[start of MATERIAL SUPPLIED]

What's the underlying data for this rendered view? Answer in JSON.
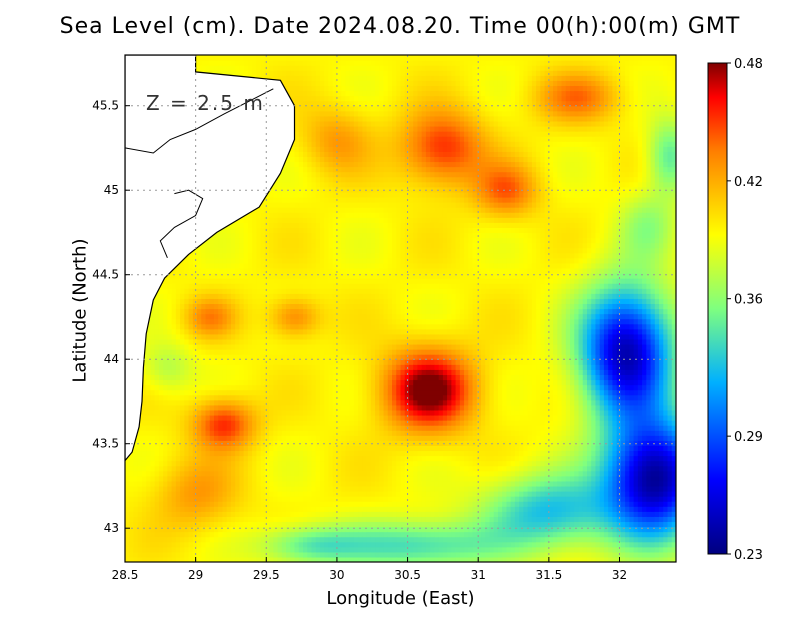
{
  "title": "Sea Level (cm). Date 2024.08.20. Time 00(h):00(m) GMT",
  "depth_label": "Z = 2.5 m",
  "chart_data": {
    "type": "heatmap",
    "variable": "Sea Level (cm)",
    "xlabel": "Longitude (East)",
    "ylabel": "Latitude (North)",
    "xlim": [
      28.5,
      32.4
    ],
    "ylim": [
      42.8,
      45.8
    ],
    "xticks": [
      28.5,
      29,
      29.5,
      30,
      30.5,
      31,
      31.5,
      32
    ],
    "yticks": [
      43,
      43.5,
      44,
      44.5,
      45,
      45.5
    ],
    "colorbar": {
      "min": 0.23,
      "max": 0.48,
      "ticks": [
        0.48,
        0.42,
        0.36,
        0.29,
        0.23
      ]
    },
    "grid": true,
    "features": [
      {
        "name": "maximum west-central",
        "lon": 30.65,
        "lat": 43.82,
        "value": 0.48
      },
      {
        "name": "high southwest",
        "lon": 29.2,
        "lat": 43.62,
        "value": 0.45
      },
      {
        "name": "high north",
        "lon": 30.75,
        "lat": 45.25,
        "value": 0.45
      },
      {
        "name": "minimum southeast",
        "lon": 32.25,
        "lat": 43.3,
        "value": 0.23
      },
      {
        "name": "low southeast",
        "lon": 32.05,
        "lat": 44.0,
        "value": 0.25
      }
    ]
  }
}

[end of MATERIAL SUPPLIED]

STATED EXERCISE:
Leave out the pictures and copy everything else in the records word for word.

OUTPUT OF THE EXERCISE:
What's the underlying data for this rendered view? Answer in JSON.
{
  "title": "Sea Level (cm). Date 2024.08.20. Time 00(h):00(m) GMT",
  "depth_label": "Z = 2.5 m",
  "chart_data": {
    "type": "heatmap",
    "variable": "Sea Level (cm)",
    "xlabel": "Longitude (East)",
    "ylabel": "Latitude (North)",
    "xlim": [
      28.5,
      32.4
    ],
    "ylim": [
      42.8,
      45.8
    ],
    "xticks": [
      28.5,
      29,
      29.5,
      30,
      30.5,
      31,
      31.5,
      32
    ],
    "yticks": [
      43,
      43.5,
      44,
      44.5,
      45,
      45.5
    ],
    "colorbar": {
      "min": 0.23,
      "max": 0.48,
      "ticks": [
        0.48,
        0.42,
        0.36,
        0.29,
        0.23
      ]
    },
    "grid": true,
    "features": [
      {
        "name": "maximum west-central",
        "lon": 30.65,
        "lat": 43.82,
        "value": 0.48
      },
      {
        "name": "high southwest",
        "lon": 29.2,
        "lat": 43.62,
        "value": 0.45
      },
      {
        "name": "high north",
        "lon": 30.75,
        "lat": 45.25,
        "value": 0.45
      },
      {
        "name": "minimum southeast",
        "lon": 32.25,
        "lat": 43.3,
        "value": 0.23
      },
      {
        "name": "low southeast",
        "lon": 32.05,
        "lat": 44.0,
        "value": 0.25
      }
    ]
  }
}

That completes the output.